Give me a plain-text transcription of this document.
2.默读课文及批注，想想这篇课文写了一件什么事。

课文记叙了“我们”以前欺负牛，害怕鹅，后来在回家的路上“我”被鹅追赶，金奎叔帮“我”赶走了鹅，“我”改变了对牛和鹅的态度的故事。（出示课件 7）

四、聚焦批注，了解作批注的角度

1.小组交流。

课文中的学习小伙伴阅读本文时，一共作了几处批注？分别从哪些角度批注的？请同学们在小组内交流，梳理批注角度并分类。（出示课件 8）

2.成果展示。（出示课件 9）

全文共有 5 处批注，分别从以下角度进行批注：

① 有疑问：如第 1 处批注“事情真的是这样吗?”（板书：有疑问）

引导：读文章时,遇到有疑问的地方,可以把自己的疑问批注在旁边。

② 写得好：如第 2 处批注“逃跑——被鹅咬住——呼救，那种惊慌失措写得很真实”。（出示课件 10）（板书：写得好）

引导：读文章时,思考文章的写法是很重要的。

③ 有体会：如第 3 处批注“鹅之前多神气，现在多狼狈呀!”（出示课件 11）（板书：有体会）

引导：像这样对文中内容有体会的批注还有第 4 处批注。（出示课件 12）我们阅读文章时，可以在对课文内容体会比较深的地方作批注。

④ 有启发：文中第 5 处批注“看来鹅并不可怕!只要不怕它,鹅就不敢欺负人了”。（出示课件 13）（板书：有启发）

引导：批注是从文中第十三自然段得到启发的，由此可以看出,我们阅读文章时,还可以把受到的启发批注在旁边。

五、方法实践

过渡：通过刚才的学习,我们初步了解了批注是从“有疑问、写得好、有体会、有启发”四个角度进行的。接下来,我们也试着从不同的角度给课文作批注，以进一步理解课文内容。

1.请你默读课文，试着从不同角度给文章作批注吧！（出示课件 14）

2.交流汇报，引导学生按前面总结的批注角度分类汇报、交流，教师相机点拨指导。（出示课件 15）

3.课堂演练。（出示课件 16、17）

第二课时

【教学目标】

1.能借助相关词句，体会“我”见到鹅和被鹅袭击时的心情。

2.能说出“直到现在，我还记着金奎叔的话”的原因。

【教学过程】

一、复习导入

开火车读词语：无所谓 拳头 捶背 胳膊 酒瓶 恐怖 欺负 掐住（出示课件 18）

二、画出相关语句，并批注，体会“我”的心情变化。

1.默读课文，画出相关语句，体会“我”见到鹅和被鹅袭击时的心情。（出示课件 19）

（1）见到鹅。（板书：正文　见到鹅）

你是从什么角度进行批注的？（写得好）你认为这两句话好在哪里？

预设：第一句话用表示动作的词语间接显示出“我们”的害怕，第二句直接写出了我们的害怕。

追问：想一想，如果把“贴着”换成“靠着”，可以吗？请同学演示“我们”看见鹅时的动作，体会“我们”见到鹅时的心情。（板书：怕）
◆ ◆ ◆ ◆ ◆
> _PROMPT_:
Copy out every line of the data above, exactly as given.

> _RESULT OF THIS EXERCISE_:
Give me a plain-text transcription of this document.
2.默读课文及批注，想想这篇课文写了一件什么事。

课文记叙了“我们”以前欺负牛，害怕鹅，后来在回家的路上“我”被鹅追赶，金奎叔帮“我”赶走了鹅，“我”改变了对牛和鹅的态度的故事。（出示课件 7）

四、聚焦批注，了解作批注的角度

1.小组交流。

课文中的学习小伙伴阅读本文时，一共作了几处批注？分别从哪些角度批注的？请同学们在小组内交流，梳理批注角度并分类。（出示课件 8）

2.成果展示。（出示课件 9）

全文共有 5 处批注，分别从以下角度进行批注：

① 有疑问：如第 1 处批注“事情真的是这样吗?”（板书：有疑问）

引导：读文章时,遇到有疑问的地方,可以把自己的疑问批注在旁边。

② 写得好：如第 2 处批注“逃跑——被鹅咬住——呼救，那种惊慌失措写得很真实”。（出示课件 10）（板书：写得好）

引导：读文章时,思考文章的写法是很重要的。

③ 有体会：如第 3 处批注“鹅之前多神气，现在多狼狈呀!”（出示课件 11）（板书：有体会）

引导：像这样对文中内容有体会的批注还有第 4 处批注。（出示课件 12）我们阅读文章时，可以在对课文内容体会比较深的地方作批注。

④ 有启发：文中第 5 处批注“看来鹅并不可怕!只要不怕它,鹅就不敢欺负人了”。（出示课件 13）（板书：有启发）

引导：批注是从文中第十三自然段得到启发的，由此可以看出,我们阅读文章时,还可以把受到的启发批注在旁边。

五、方法实践

过渡：通过刚才的学习,我们初步了解了批注是从“有疑问、写得好、有体会、有启发”四个角度进行的。接下来,我们也试着从不同的角度给课文作批注，以进一步理解课文内容。

1.请你默读课文，试着从不同角度给文章作批注吧！（出示课件 14）

2.交流汇报，引导学生按前面总结的批注角度分类汇报、交流，教师相机点拨指导。（出示课件 15）

3.课堂演练。（出示课件 16、17）

第二课时

【教学目标】

1.能借助相关词句，体会“我”见到鹅和被鹅袭击时的心情。

2.能说出“直到现在，我还记着金奎叔的话”的原因。

【教学过程】

一、复习导入

开火车读词语：无所谓 拳头 捶背 胳膊 酒瓶 恐怖 欺负 掐住（出示课件 18）

二、画出相关语句，并批注，体会“我”的心情变化。

1.默读课文，画出相关语句，体会“我”见到鹅和被鹅袭击时的心情。（出示课件 19）

（1）见到鹅。（板书：正文　见到鹅）

你是从什么角度进行批注的？（写得好）你认为这两句话好在哪里？

预设：第一句话用表示动作的词语间接显示出“我们”的害怕，第二句直接写出了我们的害怕。

追问：想一想，如果把“贴着”换成“靠着”，可以吗？请同学演示“我们”看见鹅时的动作，体会“我们”见到鹅时的心情。（板书：怕）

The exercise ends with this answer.